Start of DATA TO USE
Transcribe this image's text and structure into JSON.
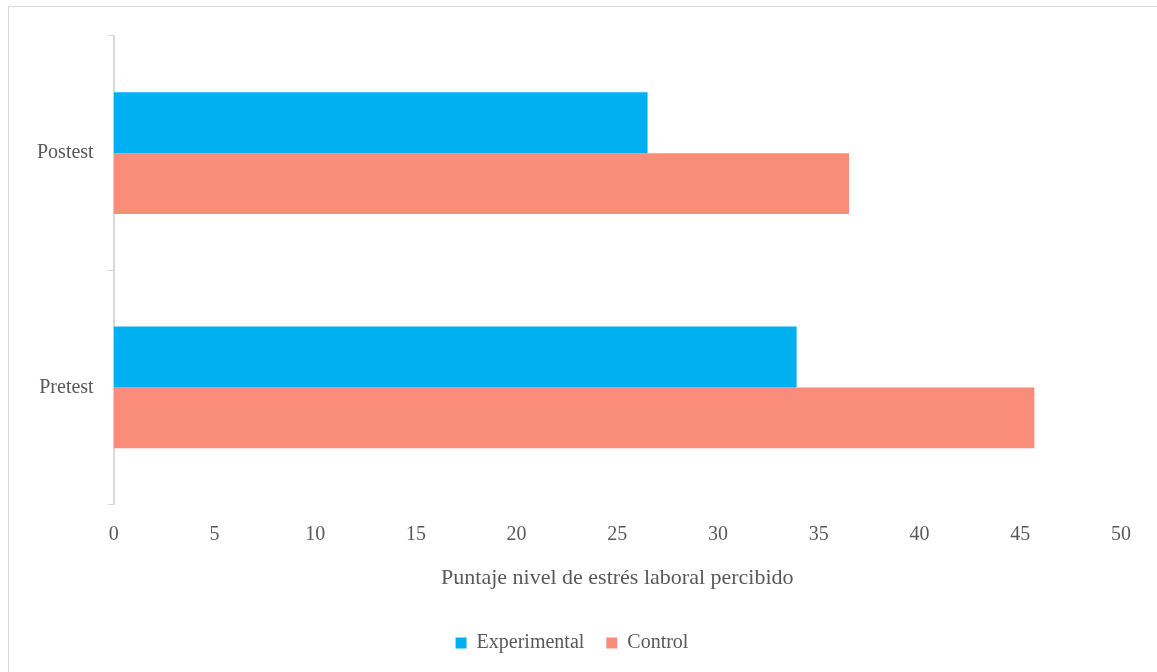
{
  "chart_data": {
    "type": "bar",
    "orientation": "horizontal",
    "categories": [
      "Postest",
      "Pretest"
    ],
    "series": [
      {
        "name": "Experimental",
        "color": "#00b0f0",
        "values": [
          26.5,
          33.9
        ]
      },
      {
        "name": "Control",
        "color": "#fa8c7a",
        "values": [
          36.5,
          45.7
        ]
      }
    ],
    "xlabel": "Puntaje nivel de estrés laboral percibido",
    "xlim": [
      0,
      50
    ],
    "xticks": [
      0,
      5,
      10,
      15,
      20,
      25,
      30,
      35,
      40,
      45,
      50
    ],
    "legend": "bottom"
  }
}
End of DATA TO USE
WRITTEN INSTRUCTION: Keep the pictures out of the copy and return the rest of the data above exactly.

SOLUTION BELOW:
Transcribe this image's text and structure into JSON.
{
  "chart_data": {
    "type": "bar",
    "orientation": "horizontal",
    "categories": [
      "Postest",
      "Pretest"
    ],
    "series": [
      {
        "name": "Experimental",
        "color": "#00b0f0",
        "values": [
          26.5,
          33.9
        ]
      },
      {
        "name": "Control",
        "color": "#fa8c7a",
        "values": [
          36.5,
          45.7
        ]
      }
    ],
    "xlabel": "Puntaje nivel de estrés laboral percibido",
    "xlim": [
      0,
      50
    ],
    "xticks": [
      0,
      5,
      10,
      15,
      20,
      25,
      30,
      35,
      40,
      45,
      50
    ],
    "legend": "bottom"
  }
}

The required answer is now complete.